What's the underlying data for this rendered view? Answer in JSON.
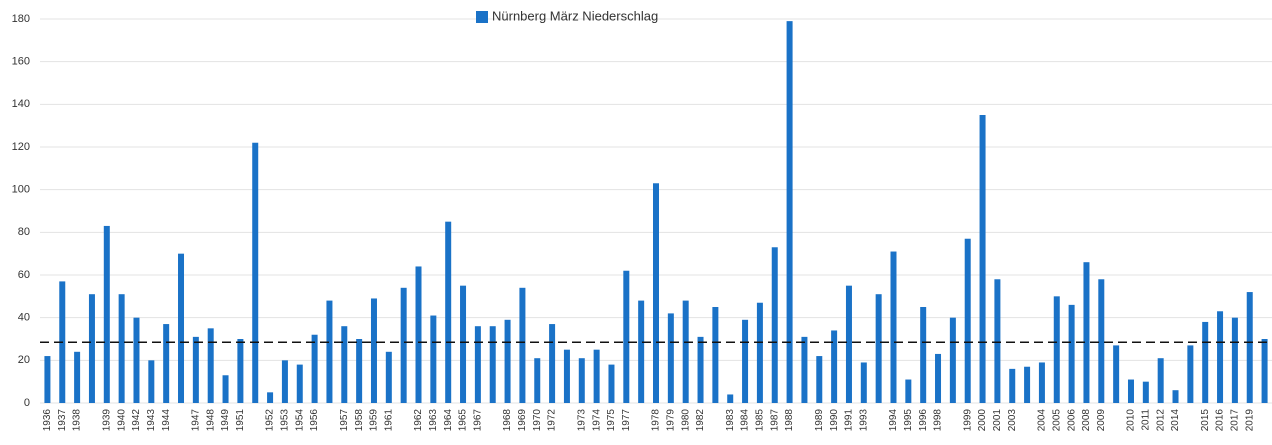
{
  "chart_data": {
    "type": "bar",
    "series": [
      {
        "name": "Nürnberg März Niederschlag",
        "color": "#1a72c7",
        "values": [
          22,
          57,
          24,
          51,
          83,
          51,
          40,
          20,
          37,
          70,
          31,
          35,
          13,
          30,
          122,
          5,
          20,
          18,
          32,
          48,
          36,
          30,
          49,
          24,
          54,
          64,
          41,
          85,
          55,
          36,
          36,
          39,
          54,
          21,
          37,
          25,
          21,
          25,
          18,
          62,
          48,
          103,
          42,
          48,
          31,
          45,
          4,
          39,
          47,
          73,
          179,
          31,
          22,
          34,
          55,
          19,
          51,
          71,
          11,
          45,
          23,
          40,
          77,
          135,
          58,
          16,
          17,
          19,
          50,
          46,
          66,
          58,
          27,
          11,
          10,
          21,
          6,
          27,
          38,
          43,
          40,
          52,
          30
        ]
      }
    ],
    "categories": [
      "1936",
      "1937",
      "1938",
      null,
      "1939",
      "1940",
      "1942",
      "1943",
      "1944",
      null,
      "1947",
      "1948",
      "1949",
      "1951",
      null,
      "1952",
      "1953",
      "1954",
      "1956",
      null,
      "1957",
      "1958",
      "1959",
      "1961",
      null,
      "1962",
      "1963",
      "1964",
      "1965",
      "1967",
      null,
      "1968",
      "1969",
      "1970",
      "1972",
      null,
      "1973",
      "1974",
      "1975",
      "1977",
      null,
      "1978",
      "1979",
      "1980",
      "1982",
      null,
      "1983",
      "1984",
      "1985",
      "1987",
      "1988",
      null,
      "1989",
      "1990",
      "1991",
      "1993",
      null,
      "1994",
      "1995",
      "1996",
      "1998",
      null,
      "1999",
      "2000",
      "2001",
      "2003",
      null,
      "2004",
      "2005",
      "2006",
      "2008",
      "2009",
      null,
      "2010",
      "2011",
      "2012",
      "2014",
      null,
      "2015",
      "2016",
      "2017",
      "2019",
      null
    ],
    "ylim": [
      0,
      180
    ],
    "yticks": [
      0,
      20,
      40,
      60,
      80,
      100,
      120,
      140,
      160,
      180
    ],
    "grid": true,
    "legend": "top",
    "reference_line": 28.5
  }
}
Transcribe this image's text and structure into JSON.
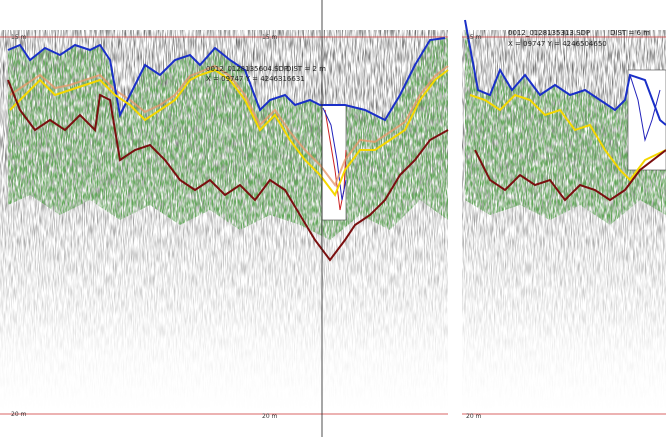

**********

> TO DO
Each line that holds the word "JSON" is to be copied.

> SOLUTION TO THIS TASK
What's the underlying data for this rendered view? Answer in JSON.
Transcribe this image's text and structure into JSON.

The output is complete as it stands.